• DO THIS
Copy out the lines starting at the one containing "photo-comparison-gallery: 徕卡 M6" and ending at the one containing "photo-caption: 徕卡 M10 +", and replace "lake-portrait-image" with "lakeside-portrait-image" while keeping everything else unchanged.

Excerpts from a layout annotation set

== == ==

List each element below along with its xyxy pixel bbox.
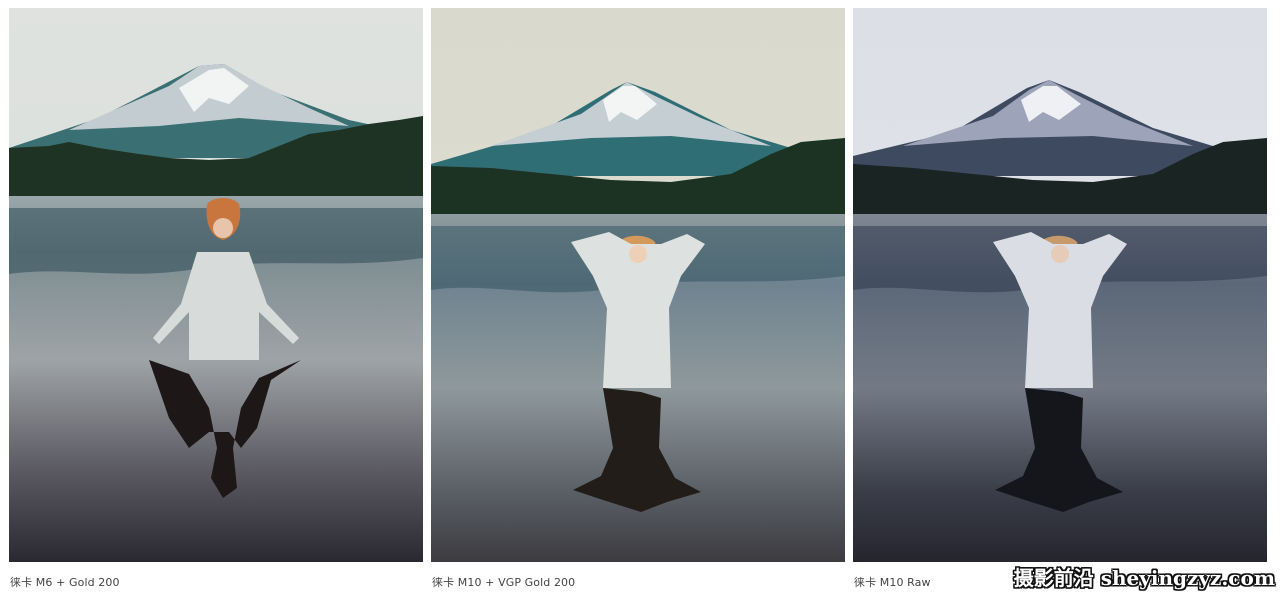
photo-comparison-gallery: 徕卡 M6 + Gold 200 徕卡 M10 + VGP Gold 200 徕… <box>0 0 1280 598</box>
photo-caption: 徕卡 M10 Raw <box>854 576 931 589</box>
lake-portrait-image <box>9 8 423 562</box>
site-watermark: 摄影前沿 sheyingzyz.com <box>1013 566 1275 590</box>
lake-portrait-image <box>431 8 845 562</box>
photo-caption: 徕卡 M10 + VGP Gold 200 <box>432 576 576 589</box>
photo-leica-m6-gold200 <box>9 8 423 562</box>
photo-caption: 徕卡 M6 + Gold 200 <box>10 576 120 589</box>
photo-leica-m10-raw <box>853 8 1267 562</box>
lake-portrait-image <box>853 8 1267 562</box>
photo-leica-m10-vgp-gold200 <box>431 8 845 562</box>
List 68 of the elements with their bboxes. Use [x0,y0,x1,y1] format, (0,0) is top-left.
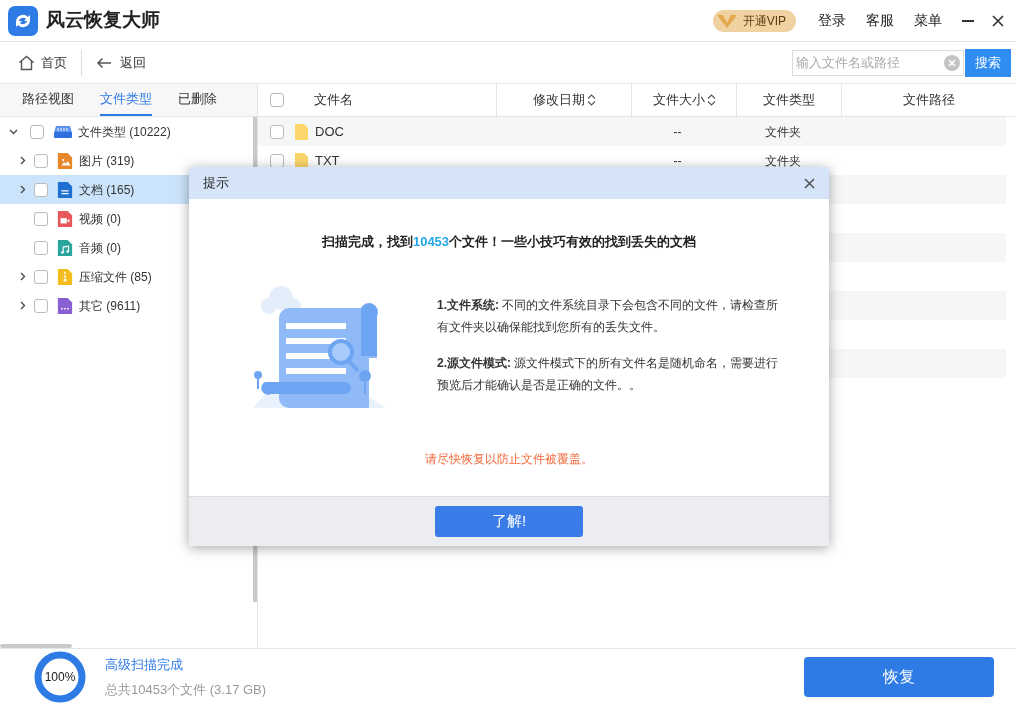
search-field[interactable]: 输入文件名或路径 [792,49,964,76]
tree-row[interactable]: 视频 (0) [0,204,257,233]
column-header[interactable]: 文件大小 [652,90,716,110]
table-cell-text: -- [672,123,683,141]
back-button[interactable]: 返回 [96,52,146,73]
close-icon[interactable] [992,14,1004,27]
checkbox[interactable] [34,240,48,255]
app-title: 风云恢复大师 [46,8,160,33]
checkbox[interactable] [270,153,284,168]
tree-row[interactable]: 其它 (9611) [0,291,257,320]
sort-icon[interactable] [586,94,596,106]
close-icon[interactable] [804,177,815,189]
chevron-right-icon[interactable] [20,272,26,281]
app-logo-icon [8,5,38,36]
view-tab[interactable]: 路径视图 [22,88,74,116]
menu-link[interactable]: 菜单 [914,10,942,31]
folder-icon [295,152,308,169]
scan-summary: 总共10453个文件 (3.17 GB) [105,681,267,699]
table-cell-text: DOC [315,122,345,141]
chevron-right-icon[interactable] [20,156,26,165]
checkbox[interactable] [270,93,284,107]
view-tab[interactable]: 已删除 [178,88,217,116]
clear-icon[interactable] [944,54,960,71]
column-header[interactable]: 文件路径 [903,90,955,110]
horizontal-scrollbar[interactable] [0,644,72,648]
home-icon [18,54,35,71]
table-cell-text: TXT [315,151,341,170]
checkbox[interactable] [34,211,48,226]
recover-button[interactable]: 恢复 [804,657,994,697]
column-header[interactable]: 文件类型 [763,90,815,110]
v-logo-icon [714,12,739,29]
checkbox[interactable] [30,124,44,139]
table-row[interactable]: DOC -- 文件夹 [258,117,1006,146]
minimize-icon[interactable] [962,19,974,22]
table-cell-text: -- [672,152,683,170]
back-arrow-icon [96,56,112,69]
dialog-title: 提示 [203,174,230,193]
progress-ring: 100% [33,650,87,704]
menu-link[interactable]: 客服 [866,10,894,31]
table-cell-text: 文件夹 [763,123,802,141]
checkbox[interactable] [270,124,284,139]
checkbox[interactable] [34,153,48,168]
chevron-down-icon[interactable] [8,128,18,135]
checkbox[interactable] [34,298,48,313]
home-button[interactable]: 首页 [18,52,67,73]
chevron-right-icon[interactable] [20,185,26,194]
tree-row[interactable]: 图片 (319) [0,146,257,175]
dialog-headline: 扫描完成，找到10453个文件！一些小技巧有效的找到丢失的文档 [320,233,698,251]
checkbox[interactable] [34,269,48,284]
folder-icon [295,123,308,140]
tip-text: 2.源文件模式: 源文件模式下的所有文件名是随机命名，需要进行预览后才能确认是否是正确的文件。。 [437,354,780,394]
checkbox[interactable] [34,182,48,197]
drive-icon [53,124,73,139]
scan-status: 高级扫描完成 [105,655,184,674]
tree-row[interactable]: 压缩文件 (85) [0,262,257,291]
menu-link[interactable]: 登录 [818,10,846,31]
ok-button[interactable]: 了解! [435,506,583,537]
sort-icon[interactable] [706,94,716,106]
tree-row[interactable]: 音频 (0) [0,233,257,262]
tip-text: 1.文件系统: 不同的文件系统目录下会包含不同的文件，请检查所有文件夹以确保能找到您所有的丢失文件。 [437,296,780,336]
table-cell-text: 文件夹 [763,152,802,170]
warning-text: 请尽快恢复以防止文件被覆盖。 [424,451,594,468]
chevron-right-icon[interactable] [20,301,26,310]
vip-button[interactable]: 开通VIP [712,9,796,32]
column-header[interactable]: 修改日期 [532,90,596,110]
view-tab[interactable]: 文件类型 [100,88,152,116]
tree-label[interactable]: 文件类型 (10222) [78,122,171,141]
column-header[interactable]: 文件名 [314,90,353,110]
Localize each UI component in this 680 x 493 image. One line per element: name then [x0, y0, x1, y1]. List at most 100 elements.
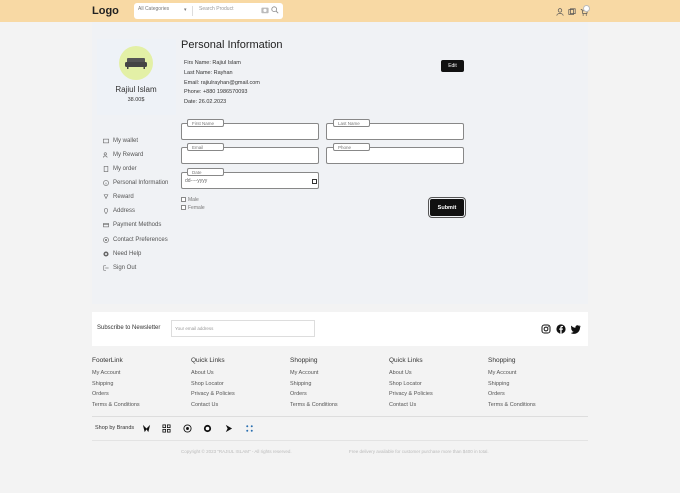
phone-label: Phone: [333, 143, 370, 151]
sidebar-item-label: My order: [113, 166, 137, 172]
sidebar-item-my-order[interactable]: My order: [103, 166, 137, 172]
female-label: Female: [188, 205, 205, 211]
footer-link[interactable]: About Us: [389, 370, 412, 376]
sidebar-item-payment-methods[interactable]: Payment Methods: [103, 222, 161, 228]
trophy-icon: [103, 194, 109, 200]
facebook-icon[interactable]: [556, 324, 566, 334]
help-icon: [103, 251, 109, 257]
sidebar-item-my-reward[interactable]: My Reward: [103, 152, 143, 158]
edit-button[interactable]: Edit: [441, 60, 464, 72]
sidebar-item-sign-out[interactable]: Sign Out: [103, 265, 136, 271]
footer-link[interactable]: Contact Us: [389, 402, 416, 408]
footer-heading: Shopping: [290, 357, 318, 364]
sidebar-item-address[interactable]: Address: [103, 208, 135, 214]
profile-balance: 38.00$: [127, 97, 145, 103]
footer-link[interactable]: My Account: [488, 370, 516, 376]
instagram-icon[interactable]: [541, 324, 551, 334]
sidebar-item-label: Reward: [113, 194, 134, 200]
footer-heading: Quick Links: [191, 357, 225, 364]
footer-bottom-divider: [92, 440, 588, 441]
compare-icon[interactable]: [568, 8, 576, 16]
footer-link[interactable]: Privacy & Policies: [191, 391, 235, 397]
brand-circle-icon[interactable]: [183, 424, 192, 433]
brand-play-icon[interactable]: [224, 424, 233, 433]
info-icon: [103, 180, 109, 186]
shipping-note: Free delivery available for customer pur…: [349, 449, 489, 454]
brand-dots-icon[interactable]: [245, 424, 254, 433]
footer-link[interactable]: Terms & Conditions: [290, 402, 338, 408]
footer-link[interactable]: My Account: [290, 370, 318, 376]
footer-link[interactable]: Shipping: [488, 381, 509, 387]
order-icon: [103, 166, 109, 172]
brand-logo-icon[interactable]: [142, 424, 151, 433]
date-label: Date: [187, 168, 224, 176]
footer-link[interactable]: Shipping: [290, 381, 311, 387]
sidebar-item-label: Sign Out: [113, 265, 137, 271]
footer-heading: Quick Links: [389, 357, 423, 364]
newsletter-placeholder: Your email address: [175, 326, 214, 331]
signout-icon: [103, 265, 109, 271]
footer-link[interactable]: Shop Locator: [191, 381, 224, 387]
sidebar-item-label: Contact Preferences: [113, 237, 168, 243]
sidebar-item-label: Personal Information: [113, 180, 169, 186]
sidebar-item-personal-information[interactable]: Personal Information: [103, 180, 168, 186]
reward-user-icon: [103, 152, 108, 158]
calendar-icon[interactable]: [312, 179, 317, 184]
profile-name: Rajiul Islam: [115, 85, 157, 94]
sidebar-item-label: Payment Methods: [113, 222, 162, 228]
site-logo[interactable]: Logo: [92, 5, 119, 17]
info-email: Email: rajiulrayhan@gmail.com: [184, 80, 260, 86]
footer-link[interactable]: Contact Us: [191, 402, 218, 408]
cart-count-badge: [583, 5, 590, 12]
first-name-label: First Name: [187, 119, 224, 127]
female-checkbox[interactable]: [181, 205, 186, 210]
male-checkbox[interactable]: [181, 197, 186, 202]
chevron-down-icon[interactable]: ▾: [184, 7, 187, 13]
email-label: Email: [187, 143, 224, 151]
sidebar-item-label: Address: [113, 208, 136, 214]
brand-ring-icon[interactable]: [203, 424, 212, 433]
footer-link[interactable]: Privacy & Policies: [389, 391, 433, 397]
info-phone: Phone: +880 1986570093: [184, 89, 248, 95]
sidebar-item-need-help[interactable]: Need Help: [103, 251, 141, 257]
user-icon[interactable]: [556, 8, 564, 16]
sidebar-item-my-wallet[interactable]: My wallet: [103, 138, 138, 144]
date-placeholder: dd----yyyy: [185, 178, 208, 184]
submit-button[interactable]: Submit: [428, 197, 466, 218]
page-title: Personal Information: [181, 39, 283, 51]
footer-link[interactable]: Orders: [290, 391, 307, 397]
footer-link[interactable]: Terms & Conditions: [92, 402, 140, 408]
location-icon: [104, 208, 108, 214]
category-select[interactable]: All Categories: [138, 6, 169, 12]
last-name-label: Last Name: [333, 119, 370, 127]
info-date: Date: 26.02.2023: [184, 99, 227, 105]
brand-grid-icon[interactable]: [162, 424, 171, 433]
sidebar-item-reward[interactable]: Reward: [103, 194, 134, 200]
sidebar-item-contact-preferences[interactable]: Contact Preferences: [103, 237, 168, 243]
footer-link[interactable]: Shop Locator: [389, 381, 422, 387]
footer-heading: FooterLink: [92, 357, 123, 364]
sidebar-item-label: Need Help: [113, 251, 142, 257]
search-input[interactable]: Search Product: [199, 6, 233, 12]
search-bar: All Categories ▾ Search Product: [134, 3, 283, 19]
footer-link[interactable]: Orders: [488, 391, 505, 397]
avatar[interactable]: [119, 46, 153, 80]
footer-link[interactable]: About Us: [191, 370, 214, 376]
twitter-icon[interactable]: [571, 324, 581, 334]
search-icon[interactable]: [271, 6, 279, 14]
male-label: Male: [188, 197, 199, 203]
brands-label: Shop by Brands: [95, 425, 135, 431]
newsletter-bar: [92, 312, 588, 346]
contact-icon: [103, 237, 109, 243]
footer-link[interactable]: Orders: [92, 391, 109, 397]
footer-divider: [92, 416, 588, 417]
footer-link[interactable]: My Account: [92, 370, 120, 376]
sidebar-item-label: My wallet: [113, 138, 139, 144]
footer-link[interactable]: Shipping: [92, 381, 113, 387]
footer-heading: Shopping: [488, 357, 516, 364]
footer-link[interactable]: Terms & Conditions: [488, 402, 536, 408]
copyright-text: Copyright © 2023 "RAJIUL ISLAM" - All ri…: [181, 449, 292, 454]
info-last-name: Last Name: Rayhan: [184, 70, 233, 76]
info-first-name: Firs Name: Rajiul Islam: [184, 60, 241, 66]
image-search-icon[interactable]: [261, 6, 269, 14]
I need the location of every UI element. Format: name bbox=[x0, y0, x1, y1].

== == ==

• SOLVED EXERCISE
photo-comparison-gallery: 徕卡 M6 + Gold 200 徕卡 M10 + VGP Gold 200 徕… <box>0 0 1280 598</box>
photo-caption: 徕卡 M10 Raw <box>854 576 931 589</box>
lakeside-portrait-image <box>9 8 423 562</box>
site-watermark: 摄影前沿 sheyingzyz.com <box>1013 566 1275 590</box>
lakeside-portrait-image <box>431 8 845 562</box>
photo-caption: 徕卡 M10 + VGP Gold 200 <box>432 576 576 589</box>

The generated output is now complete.